Copy all lines that contain the word "incorrect".

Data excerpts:
#####

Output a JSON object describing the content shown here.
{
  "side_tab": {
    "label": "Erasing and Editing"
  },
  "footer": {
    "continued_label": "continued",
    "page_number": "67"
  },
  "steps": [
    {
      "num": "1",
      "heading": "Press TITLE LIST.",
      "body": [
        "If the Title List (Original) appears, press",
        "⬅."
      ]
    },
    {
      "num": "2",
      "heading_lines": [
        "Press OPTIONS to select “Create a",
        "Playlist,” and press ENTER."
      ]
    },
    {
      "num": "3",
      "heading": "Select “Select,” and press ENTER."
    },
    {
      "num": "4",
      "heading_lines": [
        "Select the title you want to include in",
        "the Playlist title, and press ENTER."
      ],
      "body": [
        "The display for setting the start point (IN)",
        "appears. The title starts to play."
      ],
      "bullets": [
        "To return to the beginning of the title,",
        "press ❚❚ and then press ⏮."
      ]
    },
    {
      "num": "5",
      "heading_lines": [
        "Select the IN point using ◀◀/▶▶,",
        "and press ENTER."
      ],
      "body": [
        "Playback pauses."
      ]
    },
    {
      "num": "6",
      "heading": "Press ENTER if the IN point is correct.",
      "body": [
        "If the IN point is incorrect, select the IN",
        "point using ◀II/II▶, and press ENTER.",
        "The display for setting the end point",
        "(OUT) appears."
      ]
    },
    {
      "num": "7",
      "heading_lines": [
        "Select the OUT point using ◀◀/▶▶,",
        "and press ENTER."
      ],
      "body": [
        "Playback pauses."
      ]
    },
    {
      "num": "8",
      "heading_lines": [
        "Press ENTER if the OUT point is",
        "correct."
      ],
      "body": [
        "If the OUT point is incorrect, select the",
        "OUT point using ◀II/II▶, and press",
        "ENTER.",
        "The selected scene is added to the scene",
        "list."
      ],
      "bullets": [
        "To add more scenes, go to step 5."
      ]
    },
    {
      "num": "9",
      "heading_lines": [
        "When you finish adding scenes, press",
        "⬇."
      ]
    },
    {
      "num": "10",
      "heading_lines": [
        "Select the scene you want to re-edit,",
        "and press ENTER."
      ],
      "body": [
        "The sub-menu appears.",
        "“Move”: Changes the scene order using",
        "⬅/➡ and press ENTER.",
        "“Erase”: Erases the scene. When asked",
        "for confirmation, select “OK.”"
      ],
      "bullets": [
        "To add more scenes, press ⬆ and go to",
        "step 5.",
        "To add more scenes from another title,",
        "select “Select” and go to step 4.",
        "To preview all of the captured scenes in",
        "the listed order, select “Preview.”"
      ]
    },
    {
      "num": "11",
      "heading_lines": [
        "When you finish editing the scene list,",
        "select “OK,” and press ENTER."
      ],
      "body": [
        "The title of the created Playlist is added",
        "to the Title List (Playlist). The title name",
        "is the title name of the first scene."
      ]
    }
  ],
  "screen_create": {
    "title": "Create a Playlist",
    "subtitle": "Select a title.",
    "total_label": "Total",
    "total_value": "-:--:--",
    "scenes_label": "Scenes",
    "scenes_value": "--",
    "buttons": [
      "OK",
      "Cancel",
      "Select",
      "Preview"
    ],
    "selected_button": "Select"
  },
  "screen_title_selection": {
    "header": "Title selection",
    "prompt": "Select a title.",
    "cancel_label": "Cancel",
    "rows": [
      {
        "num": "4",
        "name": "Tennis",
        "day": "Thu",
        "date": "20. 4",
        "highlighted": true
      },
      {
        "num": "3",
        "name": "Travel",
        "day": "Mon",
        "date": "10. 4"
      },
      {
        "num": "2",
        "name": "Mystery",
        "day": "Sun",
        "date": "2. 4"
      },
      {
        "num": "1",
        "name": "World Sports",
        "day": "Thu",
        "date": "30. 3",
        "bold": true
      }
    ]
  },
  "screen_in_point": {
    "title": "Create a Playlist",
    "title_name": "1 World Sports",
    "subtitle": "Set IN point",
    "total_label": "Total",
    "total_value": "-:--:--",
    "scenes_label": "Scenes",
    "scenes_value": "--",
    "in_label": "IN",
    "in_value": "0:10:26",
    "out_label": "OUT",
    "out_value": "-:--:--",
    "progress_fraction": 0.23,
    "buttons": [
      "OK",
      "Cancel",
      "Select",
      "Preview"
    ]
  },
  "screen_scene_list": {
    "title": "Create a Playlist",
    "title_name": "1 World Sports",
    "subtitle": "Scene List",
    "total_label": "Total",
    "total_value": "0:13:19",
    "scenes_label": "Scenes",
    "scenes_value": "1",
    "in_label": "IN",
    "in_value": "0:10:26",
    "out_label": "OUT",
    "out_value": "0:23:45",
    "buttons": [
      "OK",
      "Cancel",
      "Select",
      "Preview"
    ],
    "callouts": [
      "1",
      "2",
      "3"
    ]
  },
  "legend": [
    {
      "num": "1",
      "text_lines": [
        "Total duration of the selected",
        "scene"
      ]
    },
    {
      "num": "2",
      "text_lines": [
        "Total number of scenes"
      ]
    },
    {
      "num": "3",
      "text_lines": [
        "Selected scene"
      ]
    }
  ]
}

#####

◆ **RESULT**:
        "If the IN point is incorrect, select the IN",
        "If the OUT point is incorrect, select the",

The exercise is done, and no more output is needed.